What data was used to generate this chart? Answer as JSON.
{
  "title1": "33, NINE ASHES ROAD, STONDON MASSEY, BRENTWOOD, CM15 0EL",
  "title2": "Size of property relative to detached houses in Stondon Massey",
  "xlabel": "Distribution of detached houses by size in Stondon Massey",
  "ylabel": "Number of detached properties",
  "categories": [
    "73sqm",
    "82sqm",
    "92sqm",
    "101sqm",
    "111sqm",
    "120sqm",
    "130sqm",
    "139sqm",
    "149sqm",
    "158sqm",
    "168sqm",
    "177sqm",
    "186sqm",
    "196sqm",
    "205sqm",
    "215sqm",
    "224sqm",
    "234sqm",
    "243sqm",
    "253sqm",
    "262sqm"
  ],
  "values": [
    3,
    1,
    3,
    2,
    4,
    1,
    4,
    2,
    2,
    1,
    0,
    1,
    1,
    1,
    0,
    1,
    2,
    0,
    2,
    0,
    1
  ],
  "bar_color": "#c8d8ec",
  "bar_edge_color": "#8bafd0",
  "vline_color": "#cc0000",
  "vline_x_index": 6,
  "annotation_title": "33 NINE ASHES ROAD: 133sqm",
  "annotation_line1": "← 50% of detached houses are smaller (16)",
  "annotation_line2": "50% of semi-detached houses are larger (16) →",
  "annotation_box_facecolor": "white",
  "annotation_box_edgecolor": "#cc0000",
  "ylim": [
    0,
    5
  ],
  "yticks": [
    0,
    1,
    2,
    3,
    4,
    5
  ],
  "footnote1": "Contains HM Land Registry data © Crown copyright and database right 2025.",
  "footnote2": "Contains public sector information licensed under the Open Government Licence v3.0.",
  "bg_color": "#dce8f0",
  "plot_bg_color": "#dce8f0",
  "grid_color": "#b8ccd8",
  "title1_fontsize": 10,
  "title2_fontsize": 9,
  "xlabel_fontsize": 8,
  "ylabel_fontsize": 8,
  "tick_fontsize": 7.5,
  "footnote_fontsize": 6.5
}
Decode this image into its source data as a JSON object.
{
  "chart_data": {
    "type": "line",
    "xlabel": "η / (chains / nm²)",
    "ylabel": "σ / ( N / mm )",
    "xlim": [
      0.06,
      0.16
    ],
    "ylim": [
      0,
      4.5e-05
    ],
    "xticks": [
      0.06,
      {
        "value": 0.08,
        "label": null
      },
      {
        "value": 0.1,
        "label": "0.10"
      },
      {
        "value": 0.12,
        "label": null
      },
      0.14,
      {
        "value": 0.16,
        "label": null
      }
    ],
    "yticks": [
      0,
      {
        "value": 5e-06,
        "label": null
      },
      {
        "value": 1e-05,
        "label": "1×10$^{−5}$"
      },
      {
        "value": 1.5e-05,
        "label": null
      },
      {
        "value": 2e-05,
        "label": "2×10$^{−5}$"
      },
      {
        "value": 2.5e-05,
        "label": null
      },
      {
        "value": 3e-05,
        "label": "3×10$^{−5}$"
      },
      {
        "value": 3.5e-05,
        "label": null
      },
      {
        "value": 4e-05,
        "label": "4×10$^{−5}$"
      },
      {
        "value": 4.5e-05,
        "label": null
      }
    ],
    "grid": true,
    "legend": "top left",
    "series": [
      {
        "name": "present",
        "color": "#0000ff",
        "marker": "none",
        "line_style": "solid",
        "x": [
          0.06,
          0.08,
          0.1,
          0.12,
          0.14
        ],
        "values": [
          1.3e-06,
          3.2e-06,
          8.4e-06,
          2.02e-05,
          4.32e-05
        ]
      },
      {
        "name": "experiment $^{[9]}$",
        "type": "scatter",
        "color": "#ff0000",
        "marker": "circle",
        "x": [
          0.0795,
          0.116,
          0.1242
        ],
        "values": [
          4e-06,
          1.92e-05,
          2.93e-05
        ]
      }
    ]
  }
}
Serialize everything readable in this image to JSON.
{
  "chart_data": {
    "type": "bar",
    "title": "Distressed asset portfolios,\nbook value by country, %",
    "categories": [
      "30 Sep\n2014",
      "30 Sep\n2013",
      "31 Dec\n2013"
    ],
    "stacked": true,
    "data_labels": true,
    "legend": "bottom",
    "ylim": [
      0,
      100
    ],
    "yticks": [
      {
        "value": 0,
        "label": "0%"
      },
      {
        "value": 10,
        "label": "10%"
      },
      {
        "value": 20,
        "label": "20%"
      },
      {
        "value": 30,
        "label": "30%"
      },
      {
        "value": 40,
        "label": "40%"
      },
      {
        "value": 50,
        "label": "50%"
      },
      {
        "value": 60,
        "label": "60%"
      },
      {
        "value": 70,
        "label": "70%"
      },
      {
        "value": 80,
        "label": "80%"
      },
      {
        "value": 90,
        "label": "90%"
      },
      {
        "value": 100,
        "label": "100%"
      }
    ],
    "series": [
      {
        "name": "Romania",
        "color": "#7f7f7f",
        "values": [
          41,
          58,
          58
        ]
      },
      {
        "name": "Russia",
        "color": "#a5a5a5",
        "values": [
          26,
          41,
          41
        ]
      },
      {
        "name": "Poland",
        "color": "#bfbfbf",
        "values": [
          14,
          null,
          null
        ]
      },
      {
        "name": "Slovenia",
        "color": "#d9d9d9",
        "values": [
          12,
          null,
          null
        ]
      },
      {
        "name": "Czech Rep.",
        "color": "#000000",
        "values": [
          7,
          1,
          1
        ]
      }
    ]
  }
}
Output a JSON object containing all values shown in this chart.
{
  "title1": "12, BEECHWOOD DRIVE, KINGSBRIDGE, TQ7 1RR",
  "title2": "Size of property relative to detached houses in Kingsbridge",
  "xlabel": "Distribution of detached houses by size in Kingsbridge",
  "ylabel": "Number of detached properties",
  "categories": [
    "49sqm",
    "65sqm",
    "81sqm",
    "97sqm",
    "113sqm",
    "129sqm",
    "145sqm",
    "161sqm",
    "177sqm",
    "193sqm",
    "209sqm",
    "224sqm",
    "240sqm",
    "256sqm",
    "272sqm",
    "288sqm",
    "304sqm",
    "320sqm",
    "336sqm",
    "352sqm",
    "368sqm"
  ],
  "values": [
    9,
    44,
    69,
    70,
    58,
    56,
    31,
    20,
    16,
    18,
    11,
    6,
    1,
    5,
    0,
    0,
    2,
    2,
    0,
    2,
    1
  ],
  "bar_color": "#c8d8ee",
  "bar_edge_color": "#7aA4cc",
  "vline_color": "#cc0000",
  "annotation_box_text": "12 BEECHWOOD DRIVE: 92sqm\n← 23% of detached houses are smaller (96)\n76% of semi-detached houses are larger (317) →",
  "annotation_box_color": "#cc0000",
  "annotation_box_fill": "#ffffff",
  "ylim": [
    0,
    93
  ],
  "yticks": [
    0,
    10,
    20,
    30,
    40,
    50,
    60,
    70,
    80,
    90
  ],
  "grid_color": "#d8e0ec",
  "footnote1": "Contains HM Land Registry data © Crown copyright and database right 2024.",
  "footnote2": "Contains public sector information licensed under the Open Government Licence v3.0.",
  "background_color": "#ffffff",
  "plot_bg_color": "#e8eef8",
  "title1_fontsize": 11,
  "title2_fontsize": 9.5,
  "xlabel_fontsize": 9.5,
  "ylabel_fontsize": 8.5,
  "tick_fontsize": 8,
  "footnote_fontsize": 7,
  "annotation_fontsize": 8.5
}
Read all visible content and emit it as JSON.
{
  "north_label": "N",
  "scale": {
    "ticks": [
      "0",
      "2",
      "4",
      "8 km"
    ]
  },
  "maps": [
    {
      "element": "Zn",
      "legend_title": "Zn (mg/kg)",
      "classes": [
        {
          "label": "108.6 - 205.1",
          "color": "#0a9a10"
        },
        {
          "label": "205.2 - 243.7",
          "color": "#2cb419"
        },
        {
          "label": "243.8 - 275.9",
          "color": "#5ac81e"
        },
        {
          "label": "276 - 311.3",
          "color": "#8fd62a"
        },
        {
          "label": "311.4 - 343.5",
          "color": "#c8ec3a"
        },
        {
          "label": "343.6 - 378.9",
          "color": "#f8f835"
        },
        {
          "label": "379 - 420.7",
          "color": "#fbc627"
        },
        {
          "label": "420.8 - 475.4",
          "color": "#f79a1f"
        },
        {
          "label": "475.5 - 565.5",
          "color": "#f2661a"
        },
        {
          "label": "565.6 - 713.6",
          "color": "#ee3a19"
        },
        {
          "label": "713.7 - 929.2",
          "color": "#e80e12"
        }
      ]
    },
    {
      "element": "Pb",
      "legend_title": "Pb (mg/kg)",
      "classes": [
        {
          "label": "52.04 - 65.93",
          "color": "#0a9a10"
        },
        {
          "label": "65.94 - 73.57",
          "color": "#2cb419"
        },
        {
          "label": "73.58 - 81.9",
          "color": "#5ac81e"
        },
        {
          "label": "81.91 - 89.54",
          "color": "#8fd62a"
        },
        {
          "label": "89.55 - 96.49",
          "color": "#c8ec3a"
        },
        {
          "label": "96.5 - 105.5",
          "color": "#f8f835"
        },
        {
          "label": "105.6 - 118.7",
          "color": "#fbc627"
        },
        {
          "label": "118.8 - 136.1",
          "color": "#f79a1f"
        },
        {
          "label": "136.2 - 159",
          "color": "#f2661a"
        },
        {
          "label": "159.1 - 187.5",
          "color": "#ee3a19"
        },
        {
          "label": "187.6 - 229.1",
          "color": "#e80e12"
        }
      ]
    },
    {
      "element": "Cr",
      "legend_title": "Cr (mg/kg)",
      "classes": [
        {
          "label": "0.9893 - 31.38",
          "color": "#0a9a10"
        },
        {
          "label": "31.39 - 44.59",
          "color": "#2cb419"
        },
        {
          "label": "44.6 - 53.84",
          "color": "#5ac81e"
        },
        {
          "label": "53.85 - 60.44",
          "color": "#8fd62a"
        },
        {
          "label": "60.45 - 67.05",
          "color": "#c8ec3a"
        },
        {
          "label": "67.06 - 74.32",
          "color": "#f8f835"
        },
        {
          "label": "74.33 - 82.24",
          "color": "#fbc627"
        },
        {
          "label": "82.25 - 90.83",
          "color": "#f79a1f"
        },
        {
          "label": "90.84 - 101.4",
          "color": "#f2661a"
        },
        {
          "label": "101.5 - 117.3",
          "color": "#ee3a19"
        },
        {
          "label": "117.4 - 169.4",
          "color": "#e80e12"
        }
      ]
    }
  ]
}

┄┄┄┄┄┄

What to produce:
State how many lines in the records above contain the word "Registry", giving only the number.

Task result:
2